Written instruction: Collect all lines from the records below that include the word "ptas".

═════ Records provided ═════

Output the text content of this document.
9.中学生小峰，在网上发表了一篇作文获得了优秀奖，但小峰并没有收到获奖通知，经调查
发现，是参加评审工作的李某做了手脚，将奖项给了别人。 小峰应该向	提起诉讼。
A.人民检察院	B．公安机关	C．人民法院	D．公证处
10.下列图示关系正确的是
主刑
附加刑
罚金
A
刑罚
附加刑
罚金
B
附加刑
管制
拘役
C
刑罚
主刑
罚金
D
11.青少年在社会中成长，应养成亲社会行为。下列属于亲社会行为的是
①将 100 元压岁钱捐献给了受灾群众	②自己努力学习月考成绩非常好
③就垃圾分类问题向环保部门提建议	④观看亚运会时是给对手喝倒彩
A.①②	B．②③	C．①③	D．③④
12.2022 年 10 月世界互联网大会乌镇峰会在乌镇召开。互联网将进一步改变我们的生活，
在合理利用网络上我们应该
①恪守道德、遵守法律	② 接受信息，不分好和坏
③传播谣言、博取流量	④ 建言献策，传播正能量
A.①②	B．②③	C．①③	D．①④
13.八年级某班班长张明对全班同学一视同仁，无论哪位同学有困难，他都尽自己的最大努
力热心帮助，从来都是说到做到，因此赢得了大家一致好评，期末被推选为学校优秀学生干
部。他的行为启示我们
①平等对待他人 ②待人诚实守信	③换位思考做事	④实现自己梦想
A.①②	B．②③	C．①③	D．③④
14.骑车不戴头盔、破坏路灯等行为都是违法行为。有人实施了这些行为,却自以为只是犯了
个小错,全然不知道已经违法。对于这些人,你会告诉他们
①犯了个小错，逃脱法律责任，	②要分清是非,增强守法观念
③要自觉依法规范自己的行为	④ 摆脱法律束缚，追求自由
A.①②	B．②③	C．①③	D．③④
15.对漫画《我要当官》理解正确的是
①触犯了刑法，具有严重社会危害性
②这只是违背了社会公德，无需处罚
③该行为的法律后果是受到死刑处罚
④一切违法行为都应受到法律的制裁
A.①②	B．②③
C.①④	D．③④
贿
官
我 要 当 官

═════
═════ Records provided ═════

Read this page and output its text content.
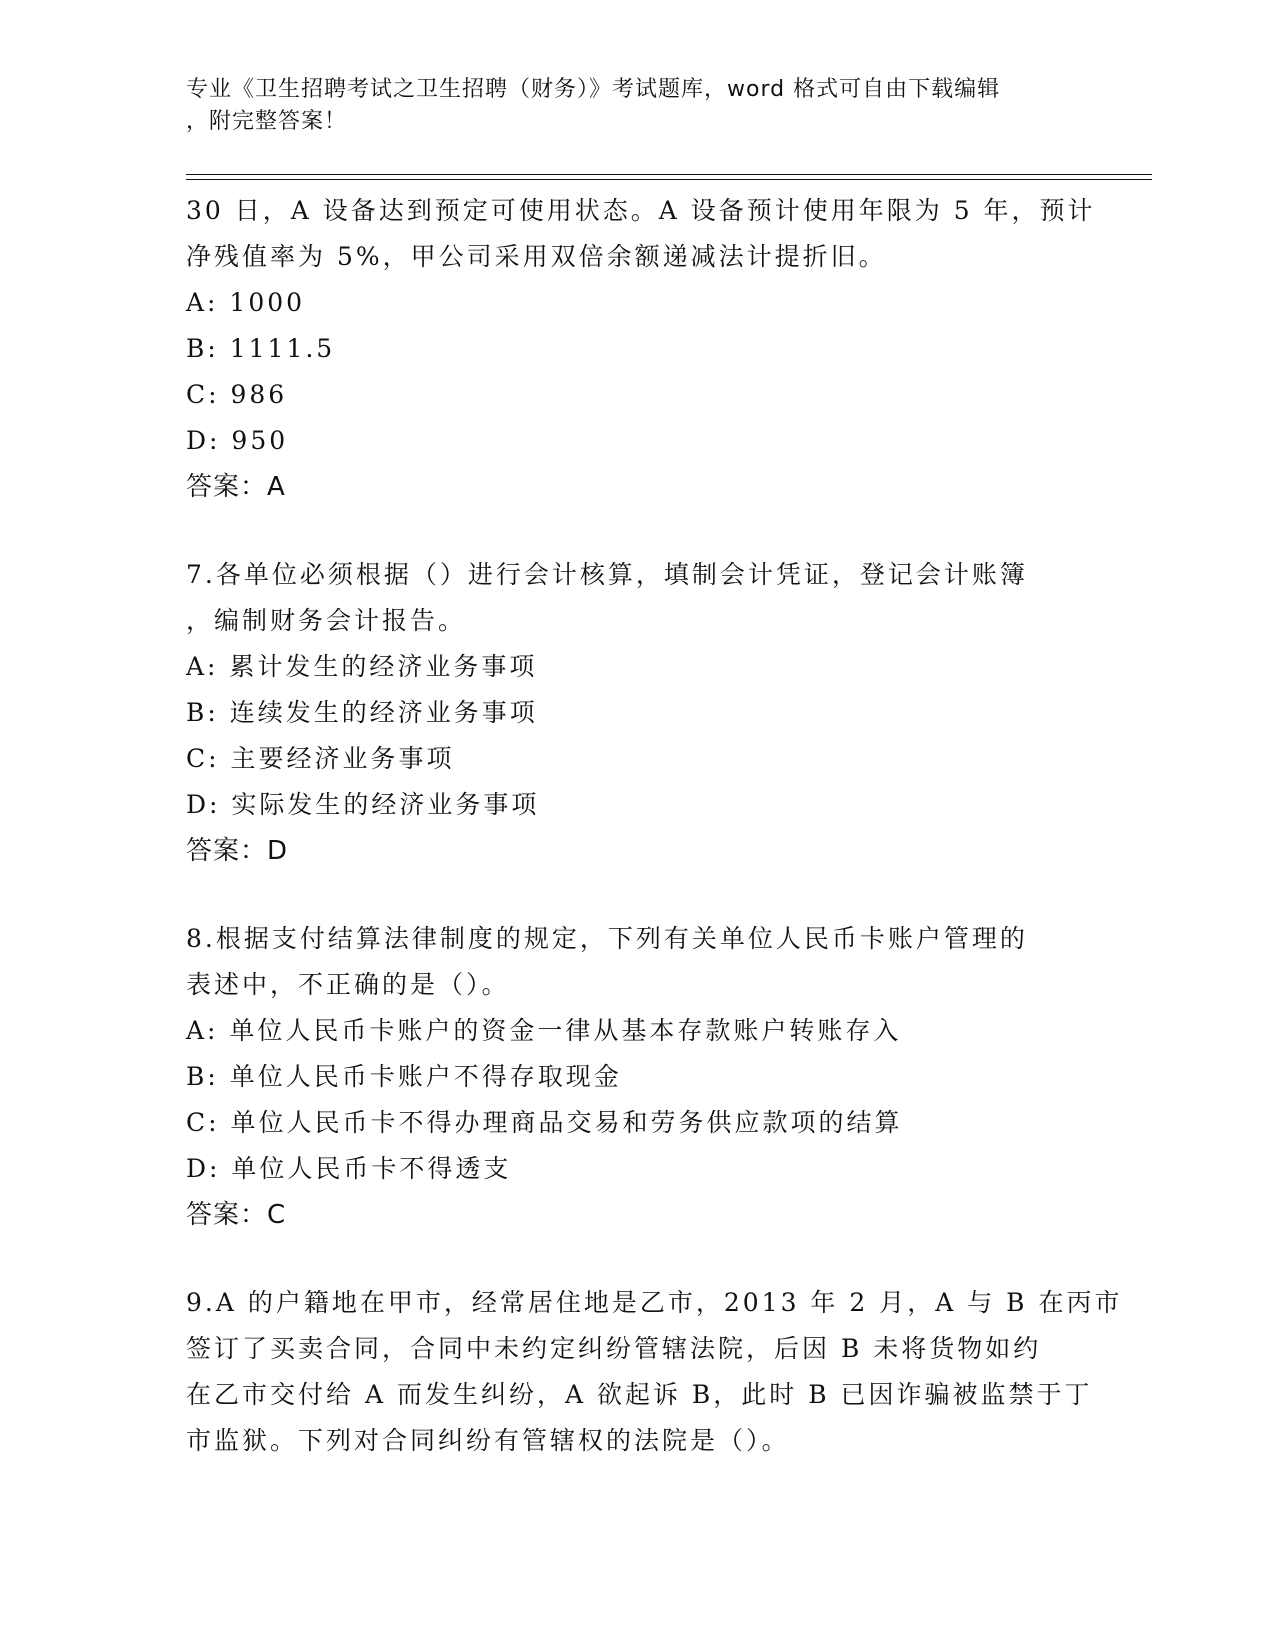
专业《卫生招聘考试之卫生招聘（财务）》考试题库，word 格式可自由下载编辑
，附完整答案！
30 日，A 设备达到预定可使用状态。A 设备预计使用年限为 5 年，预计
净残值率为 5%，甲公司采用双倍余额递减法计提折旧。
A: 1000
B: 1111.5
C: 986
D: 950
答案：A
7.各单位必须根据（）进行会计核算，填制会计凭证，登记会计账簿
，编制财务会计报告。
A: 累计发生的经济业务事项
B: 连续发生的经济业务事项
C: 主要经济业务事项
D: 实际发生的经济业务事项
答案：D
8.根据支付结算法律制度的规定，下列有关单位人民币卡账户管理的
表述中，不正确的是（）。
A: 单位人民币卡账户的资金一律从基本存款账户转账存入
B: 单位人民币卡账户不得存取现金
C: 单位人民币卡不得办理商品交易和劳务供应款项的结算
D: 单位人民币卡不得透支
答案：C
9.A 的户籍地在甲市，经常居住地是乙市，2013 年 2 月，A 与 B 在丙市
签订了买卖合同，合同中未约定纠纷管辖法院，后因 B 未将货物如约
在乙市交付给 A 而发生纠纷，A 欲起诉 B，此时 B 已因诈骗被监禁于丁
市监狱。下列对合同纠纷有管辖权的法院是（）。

═════
═════ Records provided ═════

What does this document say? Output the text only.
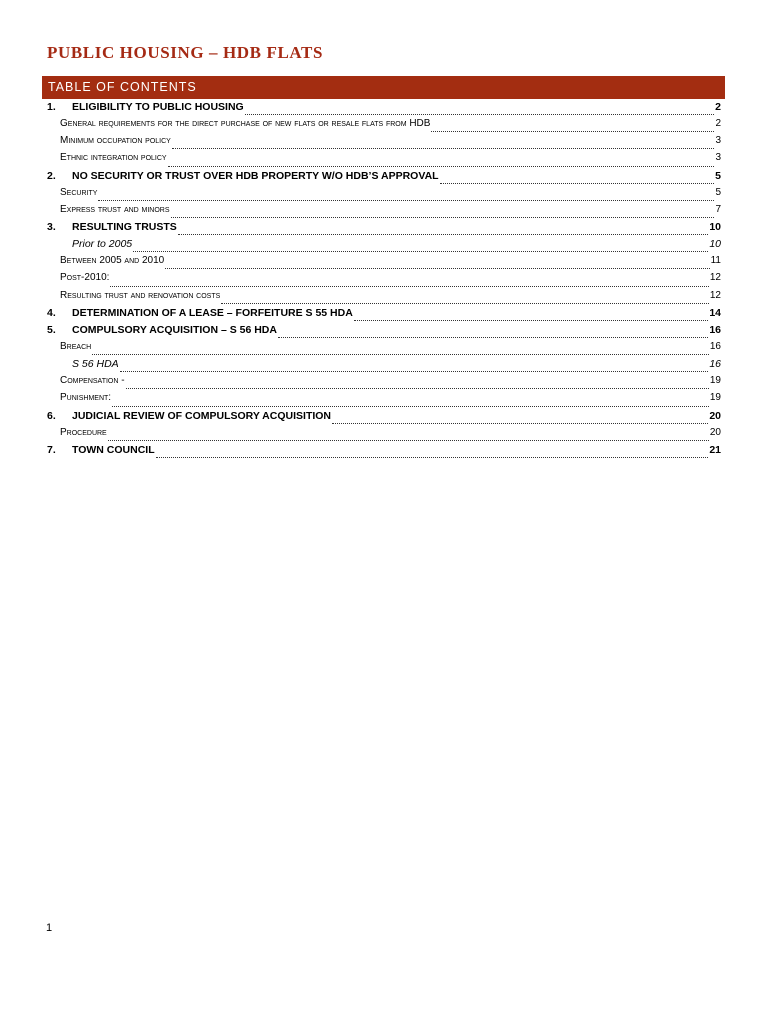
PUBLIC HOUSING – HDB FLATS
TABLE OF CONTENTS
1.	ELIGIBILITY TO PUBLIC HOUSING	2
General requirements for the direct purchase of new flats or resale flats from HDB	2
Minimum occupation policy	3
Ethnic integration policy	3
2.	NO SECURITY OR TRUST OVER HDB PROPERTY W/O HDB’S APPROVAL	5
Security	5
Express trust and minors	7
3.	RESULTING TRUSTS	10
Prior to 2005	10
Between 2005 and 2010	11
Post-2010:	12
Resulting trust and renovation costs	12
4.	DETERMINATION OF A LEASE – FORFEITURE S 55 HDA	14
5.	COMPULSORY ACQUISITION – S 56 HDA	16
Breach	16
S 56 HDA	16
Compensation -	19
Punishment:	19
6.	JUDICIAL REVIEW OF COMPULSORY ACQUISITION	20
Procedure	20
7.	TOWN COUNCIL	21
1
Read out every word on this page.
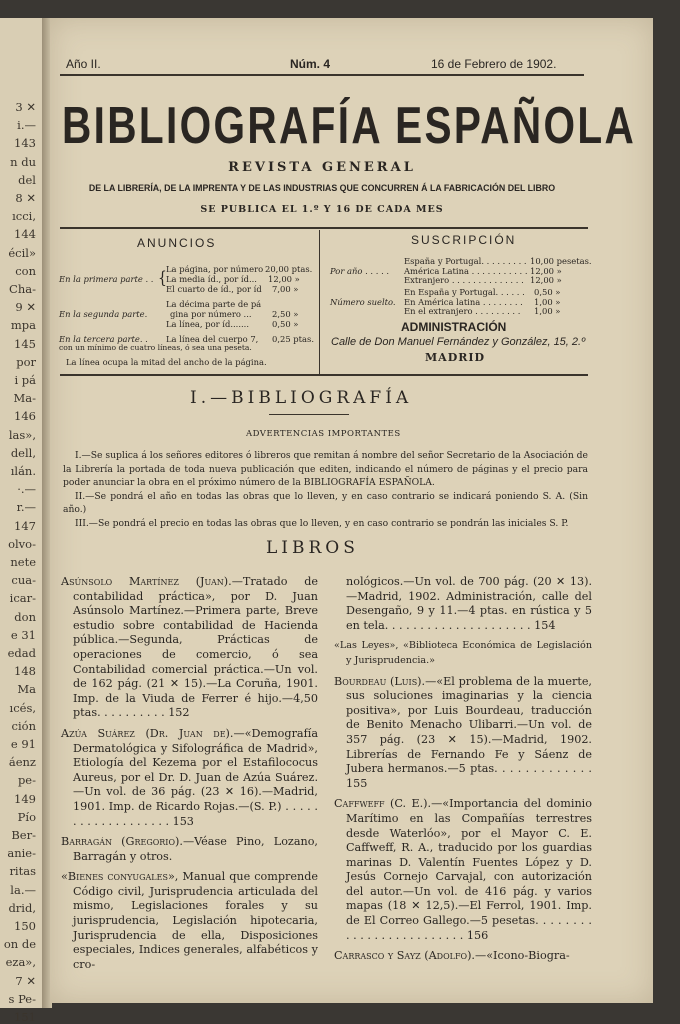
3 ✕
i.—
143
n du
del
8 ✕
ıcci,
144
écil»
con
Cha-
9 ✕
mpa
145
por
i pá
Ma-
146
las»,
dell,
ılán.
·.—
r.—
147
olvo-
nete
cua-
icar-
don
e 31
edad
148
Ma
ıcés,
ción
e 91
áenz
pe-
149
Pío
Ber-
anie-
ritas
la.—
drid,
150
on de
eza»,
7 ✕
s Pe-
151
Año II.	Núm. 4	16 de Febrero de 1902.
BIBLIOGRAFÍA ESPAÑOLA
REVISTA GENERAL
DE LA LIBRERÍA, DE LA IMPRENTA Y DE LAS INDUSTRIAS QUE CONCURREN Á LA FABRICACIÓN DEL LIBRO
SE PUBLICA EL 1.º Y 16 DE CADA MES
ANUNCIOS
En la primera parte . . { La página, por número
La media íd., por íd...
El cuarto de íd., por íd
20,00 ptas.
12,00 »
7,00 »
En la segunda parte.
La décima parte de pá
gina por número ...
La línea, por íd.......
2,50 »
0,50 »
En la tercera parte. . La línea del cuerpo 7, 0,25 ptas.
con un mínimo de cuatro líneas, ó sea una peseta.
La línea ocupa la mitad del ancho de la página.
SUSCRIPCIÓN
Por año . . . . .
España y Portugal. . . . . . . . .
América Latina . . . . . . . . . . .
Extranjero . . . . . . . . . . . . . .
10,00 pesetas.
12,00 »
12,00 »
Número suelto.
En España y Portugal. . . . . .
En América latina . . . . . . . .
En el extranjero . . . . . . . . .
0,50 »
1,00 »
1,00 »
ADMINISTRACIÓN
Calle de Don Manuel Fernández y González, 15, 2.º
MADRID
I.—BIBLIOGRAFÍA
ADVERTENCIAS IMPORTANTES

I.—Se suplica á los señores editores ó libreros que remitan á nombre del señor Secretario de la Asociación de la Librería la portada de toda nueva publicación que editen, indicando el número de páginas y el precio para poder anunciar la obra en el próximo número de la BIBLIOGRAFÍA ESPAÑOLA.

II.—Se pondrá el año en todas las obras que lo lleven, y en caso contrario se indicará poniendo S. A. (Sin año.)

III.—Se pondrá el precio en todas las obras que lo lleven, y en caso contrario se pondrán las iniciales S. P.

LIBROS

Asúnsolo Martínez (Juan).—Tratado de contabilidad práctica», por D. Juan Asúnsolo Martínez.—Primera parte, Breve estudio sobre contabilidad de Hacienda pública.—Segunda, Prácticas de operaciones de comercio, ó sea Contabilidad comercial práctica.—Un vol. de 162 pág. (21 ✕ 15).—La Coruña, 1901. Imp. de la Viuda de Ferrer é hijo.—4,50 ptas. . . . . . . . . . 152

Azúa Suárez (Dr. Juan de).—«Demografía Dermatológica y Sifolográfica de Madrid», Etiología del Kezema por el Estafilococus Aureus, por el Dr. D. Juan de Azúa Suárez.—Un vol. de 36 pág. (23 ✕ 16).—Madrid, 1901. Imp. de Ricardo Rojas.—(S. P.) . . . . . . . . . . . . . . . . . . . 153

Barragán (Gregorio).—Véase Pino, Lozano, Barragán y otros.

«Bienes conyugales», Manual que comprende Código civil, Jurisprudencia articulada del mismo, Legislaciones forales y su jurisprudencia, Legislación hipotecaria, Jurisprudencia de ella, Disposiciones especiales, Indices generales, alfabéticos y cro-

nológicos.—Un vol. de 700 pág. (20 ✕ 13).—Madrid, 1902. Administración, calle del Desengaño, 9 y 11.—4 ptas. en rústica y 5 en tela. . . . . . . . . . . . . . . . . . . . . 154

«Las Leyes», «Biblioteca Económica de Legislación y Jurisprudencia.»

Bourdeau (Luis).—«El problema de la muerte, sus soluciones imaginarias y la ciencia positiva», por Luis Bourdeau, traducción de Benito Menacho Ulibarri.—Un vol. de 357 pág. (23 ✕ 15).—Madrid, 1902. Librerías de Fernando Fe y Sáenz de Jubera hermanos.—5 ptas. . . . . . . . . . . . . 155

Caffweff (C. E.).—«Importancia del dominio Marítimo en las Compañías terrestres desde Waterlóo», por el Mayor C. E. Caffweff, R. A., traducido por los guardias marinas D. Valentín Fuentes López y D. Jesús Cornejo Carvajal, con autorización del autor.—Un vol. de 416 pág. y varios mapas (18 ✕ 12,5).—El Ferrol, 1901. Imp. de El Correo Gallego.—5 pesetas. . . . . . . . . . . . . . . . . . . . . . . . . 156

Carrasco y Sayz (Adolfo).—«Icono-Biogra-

═════

Result of this exercise:
20,00 ptas.
En la tercera parte. . La línea del cuerpo 7, 0,25 ptas.
Asúnsolo Martínez (Juan).—Tratado de contabilidad práctica», por D. Juan Asúnsolo Martínez.—Primera parte, Breve estudio sobre contabilidad de Hacienda pública.—Segunda, Prácticas de operaciones de comercio, ó sea Contabilidad comercial práctica.—Un vol. de 162 pág. (21 ✕ 15).—La Coruña, 1901. Imp. de la Viuda de Ferrer é hijo.—4,50 ptas. . . . . . . . . . 152
nológicos.—Un vol. de 700 pág. (20 ✕ 13).—Madrid, 1902. Administración, calle del Desengaño, 9 y 11.—4 ptas. en rústica y 5 en tela. . . . . . . . . . . . . . . . . . . . . 154
Bourdeau (Luis).—«El problema de la muerte, sus soluciones imaginarias y la ciencia positiva», por Luis Bourdeau, traducción de Benito Menacho Ulibarri.—Un vol. de 357 pág. (23 ✕ 15).—Madrid, 1902. Librerías de Fernando Fe y Sáenz de Jubera hermanos.—5 ptas. . . . . . . . . . . . . 155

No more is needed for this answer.